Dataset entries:
• • • • •

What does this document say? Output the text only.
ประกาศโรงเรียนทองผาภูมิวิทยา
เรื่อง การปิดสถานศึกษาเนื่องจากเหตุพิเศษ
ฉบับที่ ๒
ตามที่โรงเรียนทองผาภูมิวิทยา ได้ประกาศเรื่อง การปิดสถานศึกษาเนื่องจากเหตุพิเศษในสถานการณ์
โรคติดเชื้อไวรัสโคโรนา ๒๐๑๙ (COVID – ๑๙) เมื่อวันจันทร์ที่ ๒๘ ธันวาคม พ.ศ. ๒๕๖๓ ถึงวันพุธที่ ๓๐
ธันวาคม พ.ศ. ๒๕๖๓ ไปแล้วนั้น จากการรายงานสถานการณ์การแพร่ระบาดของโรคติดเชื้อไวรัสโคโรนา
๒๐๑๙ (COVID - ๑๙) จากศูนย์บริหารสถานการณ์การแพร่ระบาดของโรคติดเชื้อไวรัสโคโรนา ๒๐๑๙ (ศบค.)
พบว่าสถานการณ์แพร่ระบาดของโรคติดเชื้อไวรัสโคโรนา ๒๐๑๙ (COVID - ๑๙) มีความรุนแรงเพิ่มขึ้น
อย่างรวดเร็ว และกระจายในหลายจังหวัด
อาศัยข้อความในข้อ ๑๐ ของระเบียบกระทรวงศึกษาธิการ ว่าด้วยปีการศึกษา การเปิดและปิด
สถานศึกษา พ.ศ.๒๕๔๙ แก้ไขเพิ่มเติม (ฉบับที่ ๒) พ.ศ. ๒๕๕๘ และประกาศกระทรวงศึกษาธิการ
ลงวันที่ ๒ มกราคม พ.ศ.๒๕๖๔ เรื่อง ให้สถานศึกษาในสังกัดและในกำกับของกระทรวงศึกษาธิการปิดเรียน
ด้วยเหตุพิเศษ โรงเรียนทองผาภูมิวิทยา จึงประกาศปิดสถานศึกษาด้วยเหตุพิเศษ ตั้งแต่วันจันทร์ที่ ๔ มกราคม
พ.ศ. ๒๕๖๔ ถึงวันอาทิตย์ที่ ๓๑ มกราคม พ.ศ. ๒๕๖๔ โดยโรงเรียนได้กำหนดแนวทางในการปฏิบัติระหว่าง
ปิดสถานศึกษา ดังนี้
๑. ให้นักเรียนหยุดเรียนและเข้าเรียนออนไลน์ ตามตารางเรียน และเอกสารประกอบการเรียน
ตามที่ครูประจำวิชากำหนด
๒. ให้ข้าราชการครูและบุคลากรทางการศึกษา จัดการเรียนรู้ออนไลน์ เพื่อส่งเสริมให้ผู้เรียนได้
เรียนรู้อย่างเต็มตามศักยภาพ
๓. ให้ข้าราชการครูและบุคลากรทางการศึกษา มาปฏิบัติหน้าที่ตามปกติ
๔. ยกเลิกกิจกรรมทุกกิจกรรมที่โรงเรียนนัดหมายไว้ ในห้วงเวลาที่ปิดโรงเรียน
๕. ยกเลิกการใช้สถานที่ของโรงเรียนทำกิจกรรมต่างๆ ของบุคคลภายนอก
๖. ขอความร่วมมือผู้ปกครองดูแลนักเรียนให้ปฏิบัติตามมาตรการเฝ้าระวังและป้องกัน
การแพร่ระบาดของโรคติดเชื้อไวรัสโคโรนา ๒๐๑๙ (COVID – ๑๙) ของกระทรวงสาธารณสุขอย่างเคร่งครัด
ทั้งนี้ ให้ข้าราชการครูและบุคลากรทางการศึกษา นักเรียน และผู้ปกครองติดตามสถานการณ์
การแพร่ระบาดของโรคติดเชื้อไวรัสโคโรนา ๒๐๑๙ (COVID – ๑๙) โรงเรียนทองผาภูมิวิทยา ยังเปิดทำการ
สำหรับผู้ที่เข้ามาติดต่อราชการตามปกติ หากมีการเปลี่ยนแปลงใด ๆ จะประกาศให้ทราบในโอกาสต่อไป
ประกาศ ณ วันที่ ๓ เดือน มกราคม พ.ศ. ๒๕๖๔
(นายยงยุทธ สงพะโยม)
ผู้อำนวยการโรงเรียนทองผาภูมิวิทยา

• • • • •

• _REQUIRED TASK_
From the listing above, extract all records word for word.

• _WRITTEN SOLUTION_
What does this document say? Output the text only.
ประกาศโรงเรียนทองผาภูมิวิทยา
เรื่อง การปิดสถานศึกษาเนื่องจากเหตุพิเศษ
ฉบับที่ ๒
ตามที่โรงเรียนทองผาภูมิวิทยา ได้ประกาศเรื่อง การปิดสถานศึกษาเนื่องจากเหตุพิเศษในสถานการณ์
โรคติดเชื้อไวรัสโคโรนา ๒๐๑๙ (COVID – ๑๙) เมื่อวันจันทร์ที่ ๒๘ ธันวาคม พ.ศ. ๒๕๖๓ ถึงวันพุธที่ ๓๐
ธันวาคม พ.ศ. ๒๕๖๓ ไปแล้วนั้น จากการรายงานสถานการณ์การแพร่ระบาดของโรคติดเชื้อไวรัสโคโรนา
๒๐๑๙ (COVID - ๑๙) จากศูนย์บริหารสถานการณ์การแพร่ระบาดของโรคติดเชื้อไวรัสโคโรนา ๒๐๑๙ (ศบค.)
พบว่าสถานการณ์แพร่ระบาดของโรคติดเชื้อไวรัสโคโรนา ๒๐๑๙ (COVID - ๑๙) มีความรุนแรงเพิ่มขึ้น
อย่างรวดเร็ว และกระจายในหลายจังหวัด
อาศัยข้อความในข้อ ๑๐ ของระเบียบกระทรวงศึกษาธิการ ว่าด้วยปีการศึกษา การเปิดและปิด
สถานศึกษา พ.ศ.๒๕๔๙ แก้ไขเพิ่มเติม (ฉบับที่ ๒) พ.ศ. ๒๕๕๘ และประกาศกระทรวงศึกษาธิการ
ลงวันที่ ๒ มกราคม พ.ศ.๒๕๖๔ เรื่อง ให้สถานศึกษาในสังกัดและในกำกับของกระทรวงศึกษาธิการปิดเรียน
ด้วยเหตุพิเศษ โรงเรียนทองผาภูมิวิทยา จึงประกาศปิดสถานศึกษาด้วยเหตุพิเศษ ตั้งแต่วันจันทร์ที่ ๔ มกราคม
พ.ศ. ๒๕๖๔ ถึงวันอาทิตย์ที่ ๓๑ มกราคม พ.ศ. ๒๕๖๔ โดยโรงเรียนได้กำหนดแนวทางในการปฏิบัติระหว่าง
ปิดสถานศึกษา ดังนี้
๑. ให้นักเรียนหยุดเรียนและเข้าเรียนออนไลน์ ตามตารางเรียน และเอกสารประกอบการเรียน
ตามที่ครูประจำวิชากำหนด
๒. ให้ข้าราชการครูและบุคลากรทางการศึกษา จัดการเรียนรู้ออนไลน์ เพื่อส่งเสริมให้ผู้เรียนได้
เรียนรู้อย่างเต็มตามศักยภาพ
๓. ให้ข้าราชการครูและบุคลากรทางการศึกษา มาปฏิบัติหน้าที่ตามปกติ
๔. ยกเลิกกิจกรรมทุกกิจกรรมที่โรงเรียนนัดหมายไว้ ในห้วงเวลาที่ปิดโรงเรียน
๕. ยกเลิกการใช้สถานที่ของโรงเรียนทำกิจกรรมต่างๆ ของบุคคลภายนอก
๖. ขอความร่วมมือผู้ปกครองดูแลนักเรียนให้ปฏิบัติตามมาตรการเฝ้าระวังและป้องกัน
การแพร่ระบาดของโรคติดเชื้อไวรัสโคโรนา ๒๐๑๙ (COVID – ๑๙) ของกระทรวงสาธารณสุขอย่างเคร่งครัด
ทั้งนี้ ให้ข้าราชการครูและบุคลากรทางการศึกษา นักเรียน และผู้ปกครองติดตามสถานการณ์
การแพร่ระบาดของโรคติดเชื้อไวรัสโคโรนา ๒๐๑๙ (COVID – ๑๙) โรงเรียนทองผาภูมิวิทยา ยังเปิดทำการ
สำหรับผู้ที่เข้ามาติดต่อราชการตามปกติ หากมีการเปลี่ยนแปลงใด ๆ จะประกาศให้ทราบในโอกาสต่อไป
ประกาศ ณ วันที่ ๓ เดือน มกราคม พ.ศ. ๒๕๖๔
(นายยงยุทธ สงพะโยม)
ผู้อำนวยการโรงเรียนทองผาภูมิวิทยา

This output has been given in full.